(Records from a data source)
....................
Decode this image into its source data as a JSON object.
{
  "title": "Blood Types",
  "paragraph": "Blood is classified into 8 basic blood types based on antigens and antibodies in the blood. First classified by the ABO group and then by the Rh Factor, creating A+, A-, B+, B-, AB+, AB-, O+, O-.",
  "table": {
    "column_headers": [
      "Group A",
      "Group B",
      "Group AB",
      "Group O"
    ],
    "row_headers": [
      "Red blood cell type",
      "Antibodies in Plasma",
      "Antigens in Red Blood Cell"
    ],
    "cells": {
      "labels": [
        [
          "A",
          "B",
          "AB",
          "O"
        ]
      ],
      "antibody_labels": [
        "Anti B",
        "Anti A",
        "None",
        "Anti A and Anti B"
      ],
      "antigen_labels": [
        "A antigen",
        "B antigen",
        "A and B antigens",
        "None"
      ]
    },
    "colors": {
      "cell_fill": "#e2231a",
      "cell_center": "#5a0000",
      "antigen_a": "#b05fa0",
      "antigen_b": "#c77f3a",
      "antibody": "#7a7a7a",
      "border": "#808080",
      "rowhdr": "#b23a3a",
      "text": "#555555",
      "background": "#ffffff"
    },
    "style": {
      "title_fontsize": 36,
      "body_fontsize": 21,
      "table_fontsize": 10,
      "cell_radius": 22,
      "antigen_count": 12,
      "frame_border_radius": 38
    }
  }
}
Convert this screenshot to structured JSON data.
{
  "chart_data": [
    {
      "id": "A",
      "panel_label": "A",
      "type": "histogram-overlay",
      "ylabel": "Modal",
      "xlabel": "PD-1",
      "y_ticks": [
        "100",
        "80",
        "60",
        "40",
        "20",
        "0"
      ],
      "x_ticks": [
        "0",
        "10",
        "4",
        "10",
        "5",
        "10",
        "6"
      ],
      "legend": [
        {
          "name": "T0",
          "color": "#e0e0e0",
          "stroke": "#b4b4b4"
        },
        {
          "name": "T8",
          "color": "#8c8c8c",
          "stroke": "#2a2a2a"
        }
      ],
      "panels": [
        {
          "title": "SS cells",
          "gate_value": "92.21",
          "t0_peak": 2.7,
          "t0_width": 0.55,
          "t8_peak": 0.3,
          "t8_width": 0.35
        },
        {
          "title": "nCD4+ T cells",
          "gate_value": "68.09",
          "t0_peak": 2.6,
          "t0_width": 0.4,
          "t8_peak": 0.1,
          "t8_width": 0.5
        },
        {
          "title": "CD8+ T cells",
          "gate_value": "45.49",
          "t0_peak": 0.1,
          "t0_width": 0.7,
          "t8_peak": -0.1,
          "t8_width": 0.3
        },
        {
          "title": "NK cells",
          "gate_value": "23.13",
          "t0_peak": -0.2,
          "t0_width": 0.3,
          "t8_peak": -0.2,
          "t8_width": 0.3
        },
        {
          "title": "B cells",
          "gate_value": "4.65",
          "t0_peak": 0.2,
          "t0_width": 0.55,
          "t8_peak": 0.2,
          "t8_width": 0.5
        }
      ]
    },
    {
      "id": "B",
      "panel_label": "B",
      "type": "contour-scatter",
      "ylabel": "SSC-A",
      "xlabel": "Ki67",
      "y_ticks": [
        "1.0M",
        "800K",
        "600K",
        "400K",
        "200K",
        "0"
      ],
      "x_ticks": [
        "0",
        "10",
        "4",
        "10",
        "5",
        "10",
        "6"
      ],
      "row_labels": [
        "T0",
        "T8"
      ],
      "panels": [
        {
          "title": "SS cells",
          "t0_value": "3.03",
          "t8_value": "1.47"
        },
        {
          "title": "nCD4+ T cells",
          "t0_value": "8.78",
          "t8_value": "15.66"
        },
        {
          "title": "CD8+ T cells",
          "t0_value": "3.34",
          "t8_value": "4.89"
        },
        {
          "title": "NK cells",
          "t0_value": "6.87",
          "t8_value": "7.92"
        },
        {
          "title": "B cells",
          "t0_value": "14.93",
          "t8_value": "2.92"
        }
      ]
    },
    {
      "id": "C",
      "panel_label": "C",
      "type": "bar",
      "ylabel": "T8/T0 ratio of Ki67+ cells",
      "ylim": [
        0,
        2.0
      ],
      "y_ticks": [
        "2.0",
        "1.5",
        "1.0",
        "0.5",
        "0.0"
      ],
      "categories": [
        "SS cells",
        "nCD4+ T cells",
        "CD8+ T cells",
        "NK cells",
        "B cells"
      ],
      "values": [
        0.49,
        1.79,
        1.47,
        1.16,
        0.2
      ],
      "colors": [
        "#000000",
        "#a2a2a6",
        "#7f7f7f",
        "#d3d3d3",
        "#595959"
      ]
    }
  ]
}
....................
What lines above contain "ylabel"? Copy them out.

      "ylabel": "Modal",
      "ylabel": "SSC-A",
      "ylabel": "T8/T0 ratio of Ki67+ cells",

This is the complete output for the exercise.